What you will do: Write out all of the entries that follow, word for word, but skip the pictures.

[Entries from a visual dataset]
● ● ● ● ●
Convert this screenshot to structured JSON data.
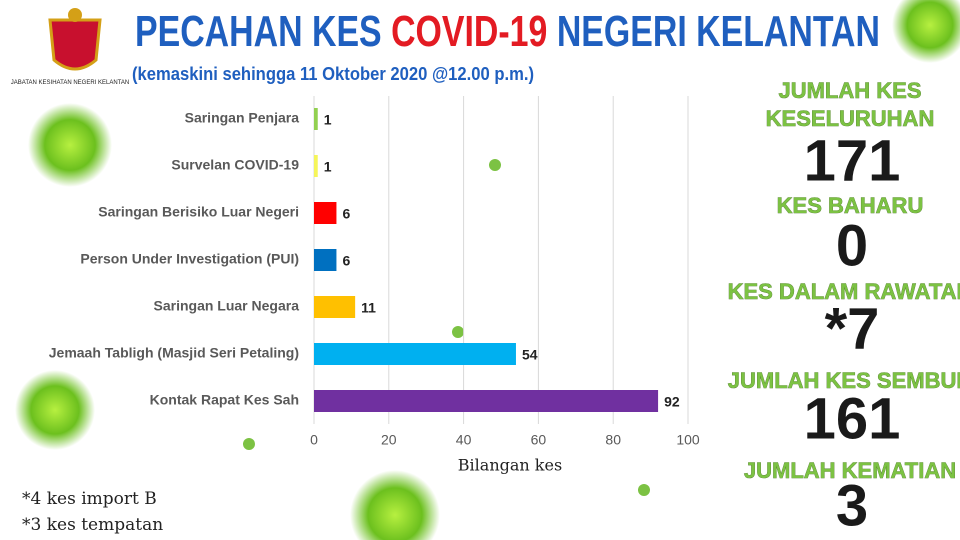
{
  "header": {
    "title_parts": [
      "PECAHAN KES",
      "COVID-19",
      "NEGERI KELANTAN"
    ],
    "subtitle": "(kemaskini sehingga 11 Oktober 2020 @12.00 p.m.)",
    "logo_caption": "JABATAN KESIHATAN NEGERI KELANTAN"
  },
  "chart_data": {
    "type": "bar",
    "orientation": "horizontal",
    "categories": [
      "Saringan Penjara",
      "Survelan COVID-19",
      "Saringan Berisiko Luar Negeri",
      "Person Under Investigation (PUI)",
      "Saringan Luar Negara",
      "Jemaah Tabligh (Masjid Seri Petaling)",
      "Kontak Rapat Kes Sah"
    ],
    "values": [
      1,
      1,
      6,
      6,
      11,
      54,
      92
    ],
    "colors": [
      "#92d050",
      "#f5f55a",
      "#ff0000",
      "#0070c0",
      "#ffc000",
      "#00b0f0",
      "#7030a0"
    ],
    "xlim": [
      0,
      100
    ],
    "xticks": [
      0,
      20,
      40,
      60,
      80,
      100
    ],
    "x_label": "Bilangan kes",
    "grid": true
  },
  "stats": [
    {
      "label": [
        "JUMLAH KES",
        "KESELURUHAN"
      ],
      "value": 171
    },
    {
      "label": [
        "KES BAHARU"
      ],
      "value": 0
    },
    {
      "label": [
        "KES DALAM RAWATAN"
      ],
      "value": "*7"
    },
    {
      "label": [
        "JUMLAH KES SEMBUH"
      ],
      "value": 161
    },
    {
      "label": [
        "JUMLAH KEMATIAN"
      ],
      "value": 3
    }
  ],
  "notes": [
    "*4 kes import B",
    "*3 kes tempatan"
  ]
}
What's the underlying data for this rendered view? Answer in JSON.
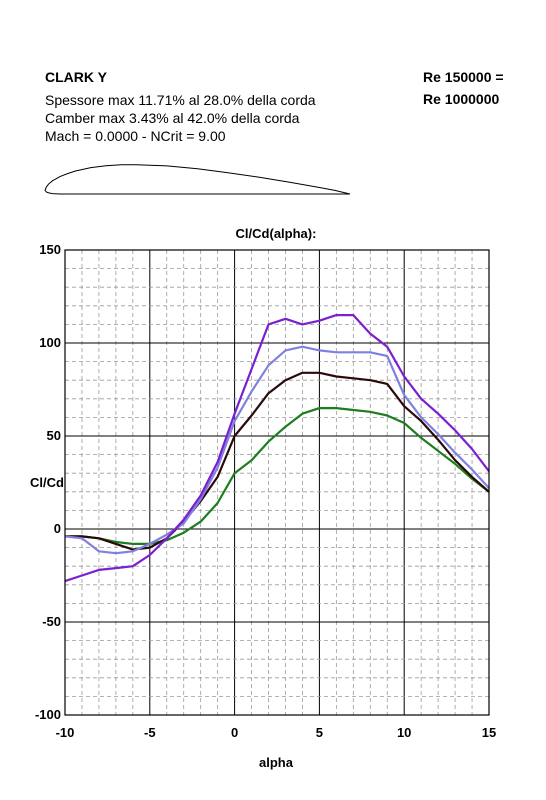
{
  "header": {
    "airfoil_name": "CLARK Y",
    "thickness_line": "Spessore max 11.71% al 28.0% della corda",
    "camber_line": "Camber max 3.43% al 42.0% della corda",
    "mach_line": "Mach = 0.0000 - NCrit = 9.00",
    "re_line1": "Re 150000 =",
    "re_line2": "Re 1000000"
  },
  "chart_data": {
    "type": "line",
    "title": "Cl/Cd(alpha):",
    "xlabel": "alpha",
    "ylabel": "Cl/Cd",
    "xlim": [
      -10,
      15
    ],
    "ylim": [
      -100,
      150
    ],
    "x_ticks": [
      "-10",
      "-5",
      "0",
      "5",
      "10",
      "15"
    ],
    "y_ticks": [
      "150",
      "100",
      "50",
      "0",
      "-50",
      "-100"
    ],
    "grid": true,
    "series": [
      {
        "color": "#1e7d1e",
        "x": [
          -10,
          -9,
          -8,
          -7,
          -6,
          -5,
          -4,
          -3,
          -2,
          -1,
          0,
          1,
          2,
          3,
          4,
          5,
          6,
          7,
          8,
          9,
          10,
          11,
          12,
          13,
          14,
          15
        ],
        "y": [
          -4,
          -4,
          -5,
          -7,
          -8,
          -8,
          -6,
          -2,
          4,
          14,
          30,
          37,
          47,
          55,
          62,
          65,
          65,
          64,
          63,
          61,
          57,
          49,
          42,
          35,
          27,
          20
        ]
      },
      {
        "color": "#2a0a0a",
        "x": [
          -10,
          -9,
          -8,
          -7,
          -6,
          -5,
          -4,
          -3,
          -2,
          -1,
          0,
          1,
          2,
          3,
          4,
          5,
          6,
          7,
          8,
          9,
          10,
          11,
          12,
          13,
          14,
          15
        ],
        "y": [
          -4,
          -4,
          -5,
          -8,
          -11,
          -10,
          -5,
          4,
          15,
          28,
          50,
          61,
          73,
          80,
          84,
          84,
          82,
          81,
          80,
          78,
          66,
          58,
          48,
          37,
          28,
          20
        ]
      },
      {
        "color": "#8080e0",
        "x": [
          -10,
          -9,
          -8,
          -7,
          -6,
          -5,
          -4,
          -3,
          -2,
          -1,
          0,
          1,
          2,
          3,
          4,
          5,
          6,
          7,
          8,
          9,
          10,
          11,
          12,
          13,
          14,
          15
        ],
        "y": [
          -4,
          -5,
          -12,
          -13,
          -12,
          -8,
          -3,
          3,
          16,
          33,
          58,
          74,
          88,
          96,
          98,
          96,
          95,
          95,
          95,
          93,
          72,
          60,
          51,
          41,
          32,
          22
        ]
      },
      {
        "color": "#7a20d0",
        "x": [
          -10,
          -9,
          -8,
          -7,
          -6,
          -5,
          -4,
          -3,
          -2,
          -1,
          0,
          1,
          2,
          3,
          4,
          5,
          6,
          7,
          8,
          9,
          10,
          11,
          12,
          13,
          14,
          15
        ],
        "y": [
          -28,
          -25,
          -22,
          -21,
          -20,
          -14,
          -5,
          5,
          18,
          36,
          62,
          86,
          110,
          113,
          110,
          112,
          115,
          115,
          105,
          98,
          82,
          70,
          62,
          53,
          43,
          31
        ]
      }
    ]
  },
  "airfoil": {
    "upper": [
      [
        1,
        0
      ],
      [
        0.95,
        0.0117
      ],
      [
        0.9,
        0.0214
      ],
      [
        0.8,
        0.039
      ],
      [
        0.7,
        0.0553
      ],
      [
        0.6,
        0.07
      ],
      [
        0.5,
        0.0829
      ],
      [
        0.4,
        0.0922
      ],
      [
        0.3,
        0.0961
      ],
      [
        0.25,
        0.0957
      ],
      [
        0.2,
        0.0929
      ],
      [
        0.15,
        0.0864
      ],
      [
        0.1,
        0.0753
      ],
      [
        0.075,
        0.0673
      ],
      [
        0.05,
        0.0577
      ],
      [
        0.025,
        0.0436
      ],
      [
        0.0125,
        0.0335
      ],
      [
        0.005,
        0.0235
      ],
      [
        0,
        0.0123
      ]
    ],
    "lower": [
      [
        0,
        0.0123
      ],
      [
        0.005,
        0.0062
      ],
      [
        0.0125,
        0.0036
      ],
      [
        0.025,
        0.0013
      ],
      [
        0.05,
        0
      ],
      [
        0.1,
        0
      ],
      [
        0.2,
        0
      ],
      [
        0.3,
        0
      ],
      [
        0.4,
        0
      ],
      [
        0.5,
        0
      ],
      [
        0.6,
        0
      ],
      [
        0.7,
        0
      ],
      [
        0.8,
        0
      ],
      [
        0.9,
        0
      ],
      [
        1,
        0
      ]
    ]
  }
}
● ● ● ● ●
Complete response:
Convert this screenshot to structured JSON data.
{
  "header": {
    "title_parts": [
      "PECAHAN KES",
      "COVID-19",
      "NEGERI KELANTAN"
    ],
    "subtitle": "(kemaskini sehingga 11 Oktober 2020 @12.00 p.m.)",
    "logo_caption": "JABATAN KESIHATAN NEGERI KELANTAN"
  },
  "chart_data": {
    "type": "bar",
    "orientation": "horizontal",
    "categories": [
      "Saringan Penjara",
      "Survelan COVID-19",
      "Saringan Berisiko Luar Negeri",
      "Person Under Investigation (PUI)",
      "Saringan Luar Negara",
      "Jemaah Tabligh (Masjid Seri Petaling)",
      "Kontak Rapat Kes Sah"
    ],
    "values": [
      1,
      1,
      6,
      6,
      11,
      54,
      92
    ],
    "colors": [
      "#92d050",
      "#f5f55a",
      "#ff0000",
      "#0070c0",
      "#ffc000",
      "#00b0f0",
      "#7030a0"
    ],
    "xlim": [
      0,
      100
    ],
    "xticks": [
      0,
      20,
      40,
      60,
      80,
      100
    ],
    "x_label": "Bilangan kes",
    "grid": true
  },
  "stats": [
    {
      "label": [
        "JUMLAH KES",
        "KESELURUHAN"
      ],
      "value": 171
    },
    {
      "label": [
        "KES BAHARU"
      ],
      "value": 0
    },
    {
      "label": [
        "KES DALAM RAWATAN"
      ],
      "value": "*7"
    },
    {
      "label": [
        "JUMLAH KES SEMBUH"
      ],
      "value": 161
    },
    {
      "label": [
        "JUMLAH KEMATIAN"
      ],
      "value": 3
    }
  ],
  "notes": [
    "*4 kes import B",
    "*3 kes tempatan"
  ]
}
What's the underlying data for this rendered view? Answer in JSON.
{
  "header": {
    "airfoil_name": "CLARK Y",
    "thickness_line": "Spessore max 11.71% al 28.0% della corda",
    "camber_line": "Camber max 3.43% al 42.0% della corda",
    "mach_line": "Mach = 0.0000 - NCrit = 9.00",
    "re_line1": "Re 150000 =",
    "re_line2": "Re 1000000"
  },
  "chart_data": {
    "type": "line",
    "title": "Cl/Cd(alpha):",
    "xlabel": "alpha",
    "ylabel": "Cl/Cd",
    "xlim": [
      -10,
      15
    ],
    "ylim": [
      -100,
      150
    ],
    "x_ticks": [
      "-10",
      "-5",
      "0",
      "5",
      "10",
      "15"
    ],
    "y_ticks": [
      "150",
      "100",
      "50",
      "0",
      "-50",
      "-100"
    ],
    "grid": true,
    "series": [
      {
        "color": "#1e7d1e",
        "x": [
          -10,
          -9,
          -8,
          -7,
          -6,
          -5,
          -4,
          -3,
          -2,
          -1,
          0,
          1,
          2,
          3,
          4,
          5,
          6,
          7,
          8,
          9,
          10,
          11,
          12,
          13,
          14,
          15
        ],
        "y": [
          -4,
          -4,
          -5,
          -7,
          -8,
          -8,
          -6,
          -2,
          4,
          14,
          30,
          37,
          47,
          55,
          62,
          65,
          65,
          64,
          63,
          61,
          57,
          49,
          42,
          35,
          27,
          20
        ]
      },
      {
        "color": "#2a0a0a",
        "x": [
          -10,
          -9,
          -8,
          -7,
          -6,
          -5,
          -4,
          -3,
          -2,
          -1,
          0,
          1,
          2,
          3,
          4,
          5,
          6,
          7,
          8,
          9,
          10,
          11,
          12,
          13,
          14,
          15
        ],
        "y": [
          -4,
          -4,
          -5,
          -8,
          -11,
          -10,
          -5,
          4,
          15,
          28,
          50,
          61,
          73,
          80,
          84,
          84,
          82,
          81,
          80,
          78,
          66,
          58,
          48,
          37,
          28,
          20
        ]
      },
      {
        "color": "#8080e0",
        "x": [
          -10,
          -9,
          -8,
          -7,
          -6,
          -5,
          -4,
          -3,
          -2,
          -1,
          0,
          1,
          2,
          3,
          4,
          5,
          6,
          7,
          8,
          9,
          10,
          11,
          12,
          13,
          14,
          15
        ],
        "y": [
          -4,
          -5,
          -12,
          -13,
          -12,
          -8,
          -3,
          3,
          16,
          33,
          58,
          74,
          88,
          96,
          98,
          96,
          95,
          95,
          95,
          93,
          72,
          60,
          51,
          41,
          32,
          22
        ]
      },
      {
        "color": "#7a20d0",
        "x": [
          -10,
          -9,
          -8,
          -7,
          -6,
          -5,
          -4,
          -3,
          -2,
          -1,
          0,
          1,
          2,
          3,
          4,
          5,
          6,
          7,
          8,
          9,
          10,
          11,
          12,
          13,
          14,
          15
        ],
        "y": [
          -28,
          -25,
          -22,
          -21,
          -20,
          -14,
          -5,
          5,
          18,
          36,
          62,
          86,
          110,
          113,
          110,
          112,
          115,
          115,
          105,
          98,
          82,
          70,
          62,
          53,
          43,
          31
        ]
      }
    ]
  },
  "airfoil": {
    "upper": [
      [
        1,
        0
      ],
      [
        0.95,
        0.0117
      ],
      [
        0.9,
        0.0214
      ],
      [
        0.8,
        0.039
      ],
      [
        0.7,
        0.0553
      ],
      [
        0.6,
        0.07
      ],
      [
        0.5,
        0.0829
      ],
      [
        0.4,
        0.0922
      ],
      [
        0.3,
        0.0961
      ],
      [
        0.25,
        0.0957
      ],
      [
        0.2,
        0.0929
      ],
      [
        0.15,
        0.0864
      ],
      [
        0.1,
        0.0753
      ],
      [
        0.075,
        0.0673
      ],
      [
        0.05,
        0.0577
      ],
      [
        0.025,
        0.0436
      ],
      [
        0.0125,
        0.0335
      ],
      [
        0.005,
        0.0235
      ],
      [
        0,
        0.0123
      ]
    ],
    "lower": [
      [
        0,
        0.0123
      ],
      [
        0.005,
        0.0062
      ],
      [
        0.0125,
        0.0036
      ],
      [
        0.025,
        0.0013
      ],
      [
        0.05,
        0
      ],
      [
        0.1,
        0
      ],
      [
        0.2,
        0
      ],
      [
        0.3,
        0
      ],
      [
        0.4,
        0
      ],
      [
        0.5,
        0
      ],
      [
        0.6,
        0
      ],
      [
        0.7,
        0
      ],
      [
        0.8,
        0
      ],
      [
        0.9,
        0
      ],
      [
        1,
        0
      ]
    ]
  }
}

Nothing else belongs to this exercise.